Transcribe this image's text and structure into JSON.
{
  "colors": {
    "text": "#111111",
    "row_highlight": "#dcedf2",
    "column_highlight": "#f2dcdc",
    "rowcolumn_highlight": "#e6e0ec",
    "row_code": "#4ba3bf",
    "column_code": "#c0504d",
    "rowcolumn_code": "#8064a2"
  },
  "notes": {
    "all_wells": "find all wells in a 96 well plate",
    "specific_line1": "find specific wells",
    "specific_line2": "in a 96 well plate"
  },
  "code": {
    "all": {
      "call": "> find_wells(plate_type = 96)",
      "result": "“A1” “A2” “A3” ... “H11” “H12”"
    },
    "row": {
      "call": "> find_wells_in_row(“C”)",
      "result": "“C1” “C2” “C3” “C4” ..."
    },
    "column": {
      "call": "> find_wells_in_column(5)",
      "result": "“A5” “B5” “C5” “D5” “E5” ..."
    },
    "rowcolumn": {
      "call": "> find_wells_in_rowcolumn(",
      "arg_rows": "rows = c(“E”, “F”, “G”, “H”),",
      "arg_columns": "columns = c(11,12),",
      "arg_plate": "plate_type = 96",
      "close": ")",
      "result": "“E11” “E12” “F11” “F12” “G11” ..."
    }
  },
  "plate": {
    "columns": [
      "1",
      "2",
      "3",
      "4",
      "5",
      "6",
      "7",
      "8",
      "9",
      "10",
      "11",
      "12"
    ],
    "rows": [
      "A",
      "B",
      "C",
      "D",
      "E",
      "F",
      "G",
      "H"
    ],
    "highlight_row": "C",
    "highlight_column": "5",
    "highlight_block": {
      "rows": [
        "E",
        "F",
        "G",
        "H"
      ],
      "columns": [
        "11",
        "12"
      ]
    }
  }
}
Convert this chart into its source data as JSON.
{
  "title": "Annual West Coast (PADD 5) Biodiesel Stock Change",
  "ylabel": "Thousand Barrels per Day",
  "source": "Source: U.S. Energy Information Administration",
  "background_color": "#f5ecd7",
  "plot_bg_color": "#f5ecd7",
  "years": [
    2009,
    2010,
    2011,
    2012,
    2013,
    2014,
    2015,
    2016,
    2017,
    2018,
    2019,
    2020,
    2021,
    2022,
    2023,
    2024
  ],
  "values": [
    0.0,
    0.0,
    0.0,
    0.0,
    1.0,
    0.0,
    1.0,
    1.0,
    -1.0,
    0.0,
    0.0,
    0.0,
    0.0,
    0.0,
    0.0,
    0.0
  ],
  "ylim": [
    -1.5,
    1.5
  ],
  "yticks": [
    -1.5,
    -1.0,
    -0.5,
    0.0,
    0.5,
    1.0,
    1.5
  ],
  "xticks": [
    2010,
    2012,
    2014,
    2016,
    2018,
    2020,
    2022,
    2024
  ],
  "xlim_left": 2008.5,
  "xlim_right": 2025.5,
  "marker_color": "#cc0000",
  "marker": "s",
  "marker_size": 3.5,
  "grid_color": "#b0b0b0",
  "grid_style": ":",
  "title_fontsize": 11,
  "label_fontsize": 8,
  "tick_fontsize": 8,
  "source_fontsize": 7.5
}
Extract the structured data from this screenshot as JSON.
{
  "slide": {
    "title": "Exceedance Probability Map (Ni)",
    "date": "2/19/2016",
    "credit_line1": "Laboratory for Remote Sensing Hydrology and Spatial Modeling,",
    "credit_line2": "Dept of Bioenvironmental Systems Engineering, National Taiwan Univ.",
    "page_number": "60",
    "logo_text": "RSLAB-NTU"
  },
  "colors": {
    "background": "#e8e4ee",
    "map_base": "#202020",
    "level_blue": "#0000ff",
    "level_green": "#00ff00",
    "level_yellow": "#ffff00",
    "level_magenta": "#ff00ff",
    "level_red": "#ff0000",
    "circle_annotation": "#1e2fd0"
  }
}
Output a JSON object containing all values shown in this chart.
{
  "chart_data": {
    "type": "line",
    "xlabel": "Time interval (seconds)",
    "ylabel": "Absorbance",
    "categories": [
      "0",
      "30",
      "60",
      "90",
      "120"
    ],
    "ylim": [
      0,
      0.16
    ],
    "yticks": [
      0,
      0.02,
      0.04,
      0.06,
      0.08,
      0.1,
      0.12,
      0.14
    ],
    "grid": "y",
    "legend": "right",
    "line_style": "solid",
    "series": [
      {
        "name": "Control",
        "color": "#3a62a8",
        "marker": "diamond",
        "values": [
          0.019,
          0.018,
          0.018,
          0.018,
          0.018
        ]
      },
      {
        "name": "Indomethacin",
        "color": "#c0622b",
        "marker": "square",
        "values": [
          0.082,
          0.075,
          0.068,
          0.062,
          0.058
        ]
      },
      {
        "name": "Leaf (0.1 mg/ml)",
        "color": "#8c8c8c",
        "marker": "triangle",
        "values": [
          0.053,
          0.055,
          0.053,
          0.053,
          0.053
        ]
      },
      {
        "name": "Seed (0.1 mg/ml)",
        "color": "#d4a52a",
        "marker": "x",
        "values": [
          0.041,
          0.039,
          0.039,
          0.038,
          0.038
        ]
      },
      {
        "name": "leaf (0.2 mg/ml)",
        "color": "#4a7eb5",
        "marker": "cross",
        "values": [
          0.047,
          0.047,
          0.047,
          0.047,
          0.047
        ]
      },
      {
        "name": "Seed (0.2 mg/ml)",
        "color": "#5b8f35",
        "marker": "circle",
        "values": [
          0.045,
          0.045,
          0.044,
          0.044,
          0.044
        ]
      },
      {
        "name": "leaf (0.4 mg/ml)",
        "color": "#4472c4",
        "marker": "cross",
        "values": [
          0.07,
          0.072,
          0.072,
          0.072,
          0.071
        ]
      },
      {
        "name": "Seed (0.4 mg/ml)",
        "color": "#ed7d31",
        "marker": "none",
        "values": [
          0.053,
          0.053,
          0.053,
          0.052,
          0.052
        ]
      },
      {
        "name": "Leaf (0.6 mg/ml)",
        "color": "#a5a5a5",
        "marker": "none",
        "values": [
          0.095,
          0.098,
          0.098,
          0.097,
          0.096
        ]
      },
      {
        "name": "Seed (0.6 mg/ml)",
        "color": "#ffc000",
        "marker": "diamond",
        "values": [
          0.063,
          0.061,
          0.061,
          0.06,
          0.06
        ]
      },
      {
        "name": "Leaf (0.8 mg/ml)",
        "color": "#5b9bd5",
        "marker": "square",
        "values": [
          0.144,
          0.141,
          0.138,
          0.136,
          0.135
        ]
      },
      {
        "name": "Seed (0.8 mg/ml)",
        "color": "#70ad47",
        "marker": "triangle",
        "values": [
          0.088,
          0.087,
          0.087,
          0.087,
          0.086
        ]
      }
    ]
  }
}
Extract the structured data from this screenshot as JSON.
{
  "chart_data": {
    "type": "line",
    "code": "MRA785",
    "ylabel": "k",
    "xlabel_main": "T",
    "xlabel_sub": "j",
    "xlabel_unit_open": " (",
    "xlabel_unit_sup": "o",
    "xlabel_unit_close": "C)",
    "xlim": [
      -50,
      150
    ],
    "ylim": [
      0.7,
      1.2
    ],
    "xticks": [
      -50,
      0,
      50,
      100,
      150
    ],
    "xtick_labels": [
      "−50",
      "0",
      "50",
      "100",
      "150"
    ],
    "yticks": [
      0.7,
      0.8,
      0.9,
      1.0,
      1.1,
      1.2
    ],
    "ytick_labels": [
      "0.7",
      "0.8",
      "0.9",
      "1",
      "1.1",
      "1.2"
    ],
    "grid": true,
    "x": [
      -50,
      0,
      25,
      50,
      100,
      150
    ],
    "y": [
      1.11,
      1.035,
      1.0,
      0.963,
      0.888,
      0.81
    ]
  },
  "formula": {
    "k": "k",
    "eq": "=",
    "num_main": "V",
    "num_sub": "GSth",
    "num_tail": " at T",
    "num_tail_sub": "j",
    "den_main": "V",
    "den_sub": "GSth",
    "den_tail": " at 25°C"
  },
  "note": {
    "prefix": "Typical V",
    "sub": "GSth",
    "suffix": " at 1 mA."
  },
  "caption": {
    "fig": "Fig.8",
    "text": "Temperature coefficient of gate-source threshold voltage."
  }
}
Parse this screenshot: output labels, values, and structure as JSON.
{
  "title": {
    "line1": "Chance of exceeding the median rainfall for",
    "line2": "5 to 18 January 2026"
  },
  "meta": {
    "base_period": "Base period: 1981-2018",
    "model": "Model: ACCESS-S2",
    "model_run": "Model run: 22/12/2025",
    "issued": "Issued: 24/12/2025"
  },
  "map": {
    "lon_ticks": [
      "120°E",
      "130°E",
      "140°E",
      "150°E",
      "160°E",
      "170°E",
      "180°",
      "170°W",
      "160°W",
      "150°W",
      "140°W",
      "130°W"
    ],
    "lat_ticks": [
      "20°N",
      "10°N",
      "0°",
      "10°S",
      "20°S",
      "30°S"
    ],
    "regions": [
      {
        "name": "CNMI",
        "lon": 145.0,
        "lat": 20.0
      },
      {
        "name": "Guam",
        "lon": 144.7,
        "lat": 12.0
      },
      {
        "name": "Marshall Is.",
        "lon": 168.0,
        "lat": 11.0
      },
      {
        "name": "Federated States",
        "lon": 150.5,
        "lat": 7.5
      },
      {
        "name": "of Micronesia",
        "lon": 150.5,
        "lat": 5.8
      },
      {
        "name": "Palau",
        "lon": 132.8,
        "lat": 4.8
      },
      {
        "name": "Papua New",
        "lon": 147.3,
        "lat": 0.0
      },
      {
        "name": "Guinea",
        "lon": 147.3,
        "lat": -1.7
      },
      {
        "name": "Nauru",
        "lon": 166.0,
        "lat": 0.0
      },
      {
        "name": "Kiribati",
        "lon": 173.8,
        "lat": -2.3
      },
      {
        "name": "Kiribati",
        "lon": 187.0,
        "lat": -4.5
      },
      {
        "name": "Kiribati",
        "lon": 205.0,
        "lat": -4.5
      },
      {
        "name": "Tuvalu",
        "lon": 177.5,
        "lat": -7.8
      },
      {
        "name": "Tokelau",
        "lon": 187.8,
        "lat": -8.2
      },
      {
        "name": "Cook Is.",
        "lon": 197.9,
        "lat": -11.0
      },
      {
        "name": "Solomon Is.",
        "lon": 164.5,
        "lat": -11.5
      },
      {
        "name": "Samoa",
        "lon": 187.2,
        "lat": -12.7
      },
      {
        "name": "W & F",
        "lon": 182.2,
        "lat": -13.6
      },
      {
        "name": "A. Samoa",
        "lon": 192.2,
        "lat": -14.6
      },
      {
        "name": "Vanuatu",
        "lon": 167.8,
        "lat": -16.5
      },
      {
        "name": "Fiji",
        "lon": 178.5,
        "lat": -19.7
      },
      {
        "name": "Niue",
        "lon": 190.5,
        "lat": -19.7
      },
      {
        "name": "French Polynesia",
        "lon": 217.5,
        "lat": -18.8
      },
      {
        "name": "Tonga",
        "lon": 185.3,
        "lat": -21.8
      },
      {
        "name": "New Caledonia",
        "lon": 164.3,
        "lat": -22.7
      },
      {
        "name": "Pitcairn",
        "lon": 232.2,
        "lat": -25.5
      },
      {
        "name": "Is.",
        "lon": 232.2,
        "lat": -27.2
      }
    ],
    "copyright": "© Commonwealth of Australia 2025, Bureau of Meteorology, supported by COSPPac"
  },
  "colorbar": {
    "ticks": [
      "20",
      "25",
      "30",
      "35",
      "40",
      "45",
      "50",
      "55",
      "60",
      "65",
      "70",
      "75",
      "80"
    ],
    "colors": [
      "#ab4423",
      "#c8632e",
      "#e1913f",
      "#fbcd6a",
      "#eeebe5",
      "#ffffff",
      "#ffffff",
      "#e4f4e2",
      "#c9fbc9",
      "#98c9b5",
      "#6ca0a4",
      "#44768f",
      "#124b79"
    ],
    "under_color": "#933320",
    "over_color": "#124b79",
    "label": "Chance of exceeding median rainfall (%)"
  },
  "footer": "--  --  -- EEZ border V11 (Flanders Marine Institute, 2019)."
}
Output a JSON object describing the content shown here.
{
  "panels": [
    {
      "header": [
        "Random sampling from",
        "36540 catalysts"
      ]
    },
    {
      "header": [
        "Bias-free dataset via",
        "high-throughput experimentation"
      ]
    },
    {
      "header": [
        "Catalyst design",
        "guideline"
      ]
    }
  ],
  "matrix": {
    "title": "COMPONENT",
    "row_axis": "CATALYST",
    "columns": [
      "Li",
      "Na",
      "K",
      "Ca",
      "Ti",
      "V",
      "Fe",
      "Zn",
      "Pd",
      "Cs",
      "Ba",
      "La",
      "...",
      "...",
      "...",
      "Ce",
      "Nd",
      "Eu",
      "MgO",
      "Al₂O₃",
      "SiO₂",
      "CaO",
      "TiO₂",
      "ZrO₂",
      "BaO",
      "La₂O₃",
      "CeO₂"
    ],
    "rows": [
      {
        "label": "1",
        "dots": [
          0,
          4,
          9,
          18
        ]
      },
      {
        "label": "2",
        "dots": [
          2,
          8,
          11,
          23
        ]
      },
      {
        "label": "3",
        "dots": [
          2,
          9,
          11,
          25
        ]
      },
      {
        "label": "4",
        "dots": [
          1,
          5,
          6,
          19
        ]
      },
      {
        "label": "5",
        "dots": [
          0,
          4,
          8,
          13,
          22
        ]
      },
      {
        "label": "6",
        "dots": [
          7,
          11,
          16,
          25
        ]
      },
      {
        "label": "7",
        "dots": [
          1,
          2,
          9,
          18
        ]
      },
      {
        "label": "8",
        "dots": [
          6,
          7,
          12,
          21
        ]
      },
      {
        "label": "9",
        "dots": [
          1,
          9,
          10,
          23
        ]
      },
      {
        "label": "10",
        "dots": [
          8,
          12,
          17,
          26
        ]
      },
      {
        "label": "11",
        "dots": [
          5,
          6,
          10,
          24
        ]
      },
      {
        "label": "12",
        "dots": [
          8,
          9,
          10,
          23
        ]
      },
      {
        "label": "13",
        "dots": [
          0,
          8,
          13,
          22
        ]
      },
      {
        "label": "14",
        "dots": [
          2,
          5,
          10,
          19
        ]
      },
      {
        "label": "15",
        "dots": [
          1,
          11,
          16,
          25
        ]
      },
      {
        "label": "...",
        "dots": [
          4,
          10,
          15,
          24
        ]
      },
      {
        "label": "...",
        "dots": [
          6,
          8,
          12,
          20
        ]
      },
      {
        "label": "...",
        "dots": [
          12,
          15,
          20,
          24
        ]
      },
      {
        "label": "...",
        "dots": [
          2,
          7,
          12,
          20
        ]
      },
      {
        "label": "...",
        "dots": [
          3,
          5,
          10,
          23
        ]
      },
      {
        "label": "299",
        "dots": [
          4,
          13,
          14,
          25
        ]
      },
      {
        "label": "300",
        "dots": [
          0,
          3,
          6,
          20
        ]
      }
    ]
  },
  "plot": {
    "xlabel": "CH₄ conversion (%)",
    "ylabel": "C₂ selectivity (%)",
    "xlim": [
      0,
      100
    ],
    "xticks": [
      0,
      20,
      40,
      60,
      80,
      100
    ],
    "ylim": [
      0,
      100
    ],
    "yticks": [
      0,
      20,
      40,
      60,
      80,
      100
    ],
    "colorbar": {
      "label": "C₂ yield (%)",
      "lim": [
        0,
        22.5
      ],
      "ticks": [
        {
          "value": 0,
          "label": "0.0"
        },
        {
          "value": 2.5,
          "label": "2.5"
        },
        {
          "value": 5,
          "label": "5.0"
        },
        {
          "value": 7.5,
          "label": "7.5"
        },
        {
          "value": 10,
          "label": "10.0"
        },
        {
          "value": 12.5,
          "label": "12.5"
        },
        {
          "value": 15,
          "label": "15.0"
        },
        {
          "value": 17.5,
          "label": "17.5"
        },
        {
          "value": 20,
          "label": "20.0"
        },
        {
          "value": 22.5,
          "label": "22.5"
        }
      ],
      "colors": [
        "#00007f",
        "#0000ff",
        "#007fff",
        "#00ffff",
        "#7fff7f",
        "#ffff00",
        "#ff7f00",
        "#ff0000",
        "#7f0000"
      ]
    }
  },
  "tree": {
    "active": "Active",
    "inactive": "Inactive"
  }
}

Task brief:
For each line of the entries that includes "median", show that line.

Full output:
    "line1": "Chance of exceeding the median rainfall for",
    "label": "Chance of exceeding median rainfall (%)"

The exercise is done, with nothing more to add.